DESCRIPTION OF THE TASK:
Rewrite the entries below, swapping "y-tick-label-right" for "y-tick-label-secondary" wherever it occurs and leaving everything else as is.

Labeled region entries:

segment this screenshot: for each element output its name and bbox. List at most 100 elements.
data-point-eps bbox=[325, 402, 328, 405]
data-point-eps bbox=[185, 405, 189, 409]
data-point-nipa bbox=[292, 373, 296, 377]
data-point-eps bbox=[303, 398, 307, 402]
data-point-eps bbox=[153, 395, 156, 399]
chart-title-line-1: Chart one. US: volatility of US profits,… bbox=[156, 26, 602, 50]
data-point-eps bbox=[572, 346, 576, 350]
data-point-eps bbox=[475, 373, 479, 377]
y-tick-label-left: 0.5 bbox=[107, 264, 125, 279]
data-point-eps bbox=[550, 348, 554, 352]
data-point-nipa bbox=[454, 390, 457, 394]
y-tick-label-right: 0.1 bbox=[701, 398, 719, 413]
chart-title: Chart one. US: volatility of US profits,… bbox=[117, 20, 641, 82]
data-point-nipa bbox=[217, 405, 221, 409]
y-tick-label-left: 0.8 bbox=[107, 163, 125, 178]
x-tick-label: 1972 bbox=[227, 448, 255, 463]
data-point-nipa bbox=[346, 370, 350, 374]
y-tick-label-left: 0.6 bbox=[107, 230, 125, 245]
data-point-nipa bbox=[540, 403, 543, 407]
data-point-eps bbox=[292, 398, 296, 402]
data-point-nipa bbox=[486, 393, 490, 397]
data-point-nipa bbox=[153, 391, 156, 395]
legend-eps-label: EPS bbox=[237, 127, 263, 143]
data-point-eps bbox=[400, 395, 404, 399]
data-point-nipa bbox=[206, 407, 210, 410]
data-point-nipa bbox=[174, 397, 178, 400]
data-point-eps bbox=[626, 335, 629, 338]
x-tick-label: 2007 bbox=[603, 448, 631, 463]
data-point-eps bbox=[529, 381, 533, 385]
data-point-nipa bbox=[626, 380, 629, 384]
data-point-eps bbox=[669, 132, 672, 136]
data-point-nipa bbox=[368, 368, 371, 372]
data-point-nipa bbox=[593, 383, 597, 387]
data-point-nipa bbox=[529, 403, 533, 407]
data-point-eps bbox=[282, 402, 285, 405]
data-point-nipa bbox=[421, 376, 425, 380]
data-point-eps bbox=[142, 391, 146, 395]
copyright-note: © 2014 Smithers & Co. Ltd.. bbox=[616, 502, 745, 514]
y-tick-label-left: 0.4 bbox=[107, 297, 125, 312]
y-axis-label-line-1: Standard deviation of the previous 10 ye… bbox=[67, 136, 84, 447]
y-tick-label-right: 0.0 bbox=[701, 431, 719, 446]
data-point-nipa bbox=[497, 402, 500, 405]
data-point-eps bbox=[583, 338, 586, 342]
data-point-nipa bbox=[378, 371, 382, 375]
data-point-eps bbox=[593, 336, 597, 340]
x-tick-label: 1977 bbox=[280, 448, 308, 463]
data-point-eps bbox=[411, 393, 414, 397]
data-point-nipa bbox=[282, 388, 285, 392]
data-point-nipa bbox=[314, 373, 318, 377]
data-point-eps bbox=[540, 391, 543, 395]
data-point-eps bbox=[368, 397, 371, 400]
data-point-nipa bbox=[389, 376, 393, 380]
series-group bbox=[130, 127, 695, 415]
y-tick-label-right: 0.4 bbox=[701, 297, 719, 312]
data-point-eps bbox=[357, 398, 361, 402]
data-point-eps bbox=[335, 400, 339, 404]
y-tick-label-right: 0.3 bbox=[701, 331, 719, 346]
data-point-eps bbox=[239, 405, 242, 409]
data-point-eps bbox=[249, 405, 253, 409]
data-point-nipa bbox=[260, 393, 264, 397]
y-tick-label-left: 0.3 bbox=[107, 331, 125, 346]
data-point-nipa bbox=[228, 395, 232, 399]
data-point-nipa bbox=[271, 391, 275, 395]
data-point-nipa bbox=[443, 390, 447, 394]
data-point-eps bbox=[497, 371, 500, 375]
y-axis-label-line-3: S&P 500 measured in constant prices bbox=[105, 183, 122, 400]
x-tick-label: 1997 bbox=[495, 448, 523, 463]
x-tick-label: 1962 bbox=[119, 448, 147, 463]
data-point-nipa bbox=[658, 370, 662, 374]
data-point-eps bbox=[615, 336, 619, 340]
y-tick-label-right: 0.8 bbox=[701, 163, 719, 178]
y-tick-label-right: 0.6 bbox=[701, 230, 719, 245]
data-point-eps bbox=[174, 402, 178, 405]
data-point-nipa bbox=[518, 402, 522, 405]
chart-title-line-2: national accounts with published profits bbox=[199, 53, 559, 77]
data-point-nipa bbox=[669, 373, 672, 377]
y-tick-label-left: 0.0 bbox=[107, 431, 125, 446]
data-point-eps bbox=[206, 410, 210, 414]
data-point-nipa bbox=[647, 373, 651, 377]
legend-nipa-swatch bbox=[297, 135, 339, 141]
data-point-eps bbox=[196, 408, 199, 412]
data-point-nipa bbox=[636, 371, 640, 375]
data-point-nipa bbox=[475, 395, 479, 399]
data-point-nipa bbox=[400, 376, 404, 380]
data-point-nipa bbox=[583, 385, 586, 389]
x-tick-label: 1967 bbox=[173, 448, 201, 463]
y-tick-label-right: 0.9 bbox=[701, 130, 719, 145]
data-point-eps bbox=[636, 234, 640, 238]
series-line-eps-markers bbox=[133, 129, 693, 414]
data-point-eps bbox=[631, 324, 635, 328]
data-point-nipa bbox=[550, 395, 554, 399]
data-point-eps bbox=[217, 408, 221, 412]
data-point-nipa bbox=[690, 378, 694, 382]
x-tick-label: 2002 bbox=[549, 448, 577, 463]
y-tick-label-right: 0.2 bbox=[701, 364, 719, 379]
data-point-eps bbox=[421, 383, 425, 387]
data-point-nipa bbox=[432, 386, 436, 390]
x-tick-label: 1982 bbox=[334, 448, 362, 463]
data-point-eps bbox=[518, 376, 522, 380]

THE SOLUTION:
segment this screenshot: for each element output its name and bbox. List at most 100 elements.
data-point-eps bbox=[325, 402, 328, 405]
data-point-eps bbox=[185, 405, 189, 409]
data-point-nipa bbox=[292, 373, 296, 377]
data-point-eps bbox=[303, 398, 307, 402]
data-point-eps bbox=[153, 395, 156, 399]
chart-title-line-1: Chart one. US: volatility of US profits,… bbox=[156, 26, 602, 50]
data-point-eps bbox=[572, 346, 576, 350]
data-point-eps bbox=[475, 373, 479, 377]
y-tick-label-left: 0.5 bbox=[107, 264, 125, 279]
data-point-eps bbox=[550, 348, 554, 352]
data-point-nipa bbox=[454, 390, 457, 394]
y-tick-label-secondary: 0.1 bbox=[701, 398, 719, 413]
chart-title: Chart one. US: volatility of US profits,… bbox=[117, 20, 641, 82]
data-point-nipa bbox=[217, 405, 221, 409]
y-tick-label-left: 0.8 bbox=[107, 163, 125, 178]
x-tick-label: 1972 bbox=[227, 448, 255, 463]
data-point-nipa bbox=[346, 370, 350, 374]
y-tick-label-left: 0.6 bbox=[107, 230, 125, 245]
data-point-nipa bbox=[540, 403, 543, 407]
data-point-eps bbox=[292, 398, 296, 402]
data-point-nipa bbox=[486, 393, 490, 397]
data-point-nipa bbox=[153, 391, 156, 395]
legend-eps-label: EPS bbox=[237, 127, 263, 143]
data-point-eps bbox=[400, 395, 404, 399]
data-point-nipa bbox=[206, 407, 210, 410]
data-point-nipa bbox=[174, 397, 178, 400]
data-point-eps bbox=[626, 335, 629, 338]
x-tick-label: 2007 bbox=[603, 448, 631, 463]
data-point-eps bbox=[529, 381, 533, 385]
data-point-nipa bbox=[626, 380, 629, 384]
data-point-eps bbox=[669, 132, 672, 136]
data-point-nipa bbox=[368, 368, 371, 372]
data-point-nipa bbox=[593, 383, 597, 387]
data-point-nipa bbox=[529, 403, 533, 407]
data-point-eps bbox=[282, 402, 285, 405]
data-point-nipa bbox=[421, 376, 425, 380]
data-point-eps bbox=[142, 391, 146, 395]
copyright-note: © 2014 Smithers & Co. Ltd.. bbox=[616, 502, 745, 514]
y-tick-label-left: 0.4 bbox=[107, 297, 125, 312]
y-axis-label-line-1: Standard deviation of the previous 10 ye… bbox=[67, 136, 84, 447]
y-tick-label-secondary: 0.0 bbox=[701, 431, 719, 446]
data-point-nipa bbox=[497, 402, 500, 405]
data-point-eps bbox=[583, 338, 586, 342]
data-point-nipa bbox=[378, 371, 382, 375]
data-point-eps bbox=[593, 336, 597, 340]
x-tick-label: 1977 bbox=[280, 448, 308, 463]
data-point-eps bbox=[411, 393, 414, 397]
data-point-nipa bbox=[282, 388, 285, 392]
data-point-nipa bbox=[314, 373, 318, 377]
data-point-eps bbox=[540, 391, 543, 395]
data-point-eps bbox=[368, 397, 371, 400]
data-point-nipa bbox=[389, 376, 393, 380]
series-group bbox=[130, 127, 695, 415]
y-tick-label-secondary: 0.4 bbox=[701, 297, 719, 312]
data-point-eps bbox=[357, 398, 361, 402]
data-point-eps bbox=[335, 400, 339, 404]
y-tick-label-secondary: 0.3 bbox=[701, 331, 719, 346]
data-point-eps bbox=[239, 405, 242, 409]
data-point-eps bbox=[249, 405, 253, 409]
data-point-nipa bbox=[260, 393, 264, 397]
y-tick-label-left: 0.3 bbox=[107, 331, 125, 346]
data-point-nipa bbox=[228, 395, 232, 399]
data-point-nipa bbox=[271, 391, 275, 395]
data-point-nipa bbox=[443, 390, 447, 394]
data-point-eps bbox=[497, 371, 500, 375]
y-axis-label-line-3: S&P 500 measured in constant prices bbox=[105, 183, 122, 400]
x-tick-label: 1997 bbox=[495, 448, 523, 463]
x-tick-label: 1962 bbox=[119, 448, 147, 463]
data-point-nipa bbox=[658, 370, 662, 374]
data-point-eps bbox=[615, 336, 619, 340]
y-tick-label-secondary: 0.8 bbox=[701, 163, 719, 178]
y-tick-label-secondary: 0.6 bbox=[701, 230, 719, 245]
data-point-eps bbox=[174, 402, 178, 405]
data-point-nipa bbox=[518, 402, 522, 405]
chart-title-line-2: national accounts with published profits bbox=[199, 53, 559, 77]
data-point-nipa bbox=[669, 373, 672, 377]
y-tick-label-left: 0.0 bbox=[107, 431, 125, 446]
data-point-eps bbox=[206, 410, 210, 414]
data-point-nipa bbox=[647, 373, 651, 377]
legend-nipa-swatch bbox=[297, 135, 339, 141]
data-point-eps bbox=[196, 408, 199, 412]
data-point-nipa bbox=[636, 371, 640, 375]
data-point-nipa bbox=[475, 395, 479, 399]
data-point-nipa bbox=[400, 376, 404, 380]
data-point-nipa bbox=[583, 385, 586, 389]
x-tick-label: 1967 bbox=[173, 448, 201, 463]
y-tick-label-secondary: 0.9 bbox=[701, 130, 719, 145]
data-point-eps bbox=[636, 234, 640, 238]
series-line-eps-markers bbox=[133, 129, 693, 414]
data-point-eps bbox=[631, 324, 635, 328]
data-point-nipa bbox=[550, 395, 554, 399]
data-point-eps bbox=[217, 408, 221, 412]
data-point-nipa bbox=[690, 378, 694, 382]
x-tick-label: 2002 bbox=[549, 448, 577, 463]
y-tick-label-secondary: 0.2 bbox=[701, 364, 719, 379]
data-point-eps bbox=[421, 383, 425, 387]
data-point-nipa bbox=[432, 386, 436, 390]
x-tick-label: 1982 bbox=[334, 448, 362, 463]
data-point-eps bbox=[518, 376, 522, 380]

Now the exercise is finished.